State how many lines contain "description", and write nothing except that count.
___ Data extract
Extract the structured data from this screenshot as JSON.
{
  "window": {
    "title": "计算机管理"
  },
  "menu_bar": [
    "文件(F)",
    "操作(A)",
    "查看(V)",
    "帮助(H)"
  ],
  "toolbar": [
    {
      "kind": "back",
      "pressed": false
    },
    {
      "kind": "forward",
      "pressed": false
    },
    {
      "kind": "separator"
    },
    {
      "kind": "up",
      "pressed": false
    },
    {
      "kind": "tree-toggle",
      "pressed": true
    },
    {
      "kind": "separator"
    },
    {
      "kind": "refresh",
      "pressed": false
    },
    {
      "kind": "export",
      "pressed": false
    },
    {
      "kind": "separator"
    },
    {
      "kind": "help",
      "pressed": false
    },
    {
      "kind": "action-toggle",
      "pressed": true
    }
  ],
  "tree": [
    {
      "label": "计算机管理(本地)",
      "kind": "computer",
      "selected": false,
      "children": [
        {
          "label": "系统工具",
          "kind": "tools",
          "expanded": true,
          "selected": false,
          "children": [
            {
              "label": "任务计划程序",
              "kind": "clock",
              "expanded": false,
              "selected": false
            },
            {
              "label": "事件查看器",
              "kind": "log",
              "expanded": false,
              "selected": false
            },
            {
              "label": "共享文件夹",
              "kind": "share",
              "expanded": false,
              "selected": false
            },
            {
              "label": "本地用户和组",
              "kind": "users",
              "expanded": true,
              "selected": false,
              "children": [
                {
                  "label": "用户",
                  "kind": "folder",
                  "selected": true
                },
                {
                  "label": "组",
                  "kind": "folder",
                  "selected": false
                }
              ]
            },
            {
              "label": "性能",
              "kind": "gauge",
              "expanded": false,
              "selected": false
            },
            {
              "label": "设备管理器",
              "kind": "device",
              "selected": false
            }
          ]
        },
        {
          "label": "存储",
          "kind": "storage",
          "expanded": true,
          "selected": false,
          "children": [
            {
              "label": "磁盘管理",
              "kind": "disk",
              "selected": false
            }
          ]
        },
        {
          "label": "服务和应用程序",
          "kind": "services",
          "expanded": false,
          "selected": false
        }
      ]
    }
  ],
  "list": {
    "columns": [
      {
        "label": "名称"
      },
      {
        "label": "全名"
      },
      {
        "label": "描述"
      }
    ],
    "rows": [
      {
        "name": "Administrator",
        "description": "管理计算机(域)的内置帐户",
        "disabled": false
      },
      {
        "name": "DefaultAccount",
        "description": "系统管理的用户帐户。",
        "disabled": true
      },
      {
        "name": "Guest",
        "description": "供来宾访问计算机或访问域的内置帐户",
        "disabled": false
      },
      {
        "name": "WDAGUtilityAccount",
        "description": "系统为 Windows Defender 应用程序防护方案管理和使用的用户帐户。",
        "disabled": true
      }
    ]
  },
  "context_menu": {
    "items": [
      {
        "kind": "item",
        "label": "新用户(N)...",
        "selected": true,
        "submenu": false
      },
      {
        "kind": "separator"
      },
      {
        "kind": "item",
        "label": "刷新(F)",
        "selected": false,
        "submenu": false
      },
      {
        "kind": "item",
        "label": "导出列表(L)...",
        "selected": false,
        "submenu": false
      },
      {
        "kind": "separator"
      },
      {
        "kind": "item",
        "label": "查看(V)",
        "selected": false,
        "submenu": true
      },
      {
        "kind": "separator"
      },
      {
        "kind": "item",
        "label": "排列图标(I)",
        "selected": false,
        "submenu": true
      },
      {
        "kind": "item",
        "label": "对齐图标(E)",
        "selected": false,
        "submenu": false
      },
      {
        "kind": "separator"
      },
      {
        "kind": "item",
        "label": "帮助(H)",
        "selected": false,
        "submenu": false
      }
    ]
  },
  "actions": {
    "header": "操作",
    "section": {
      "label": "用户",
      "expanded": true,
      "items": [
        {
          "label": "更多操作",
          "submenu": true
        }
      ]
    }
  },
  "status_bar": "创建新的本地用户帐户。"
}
______
## Worked solution
4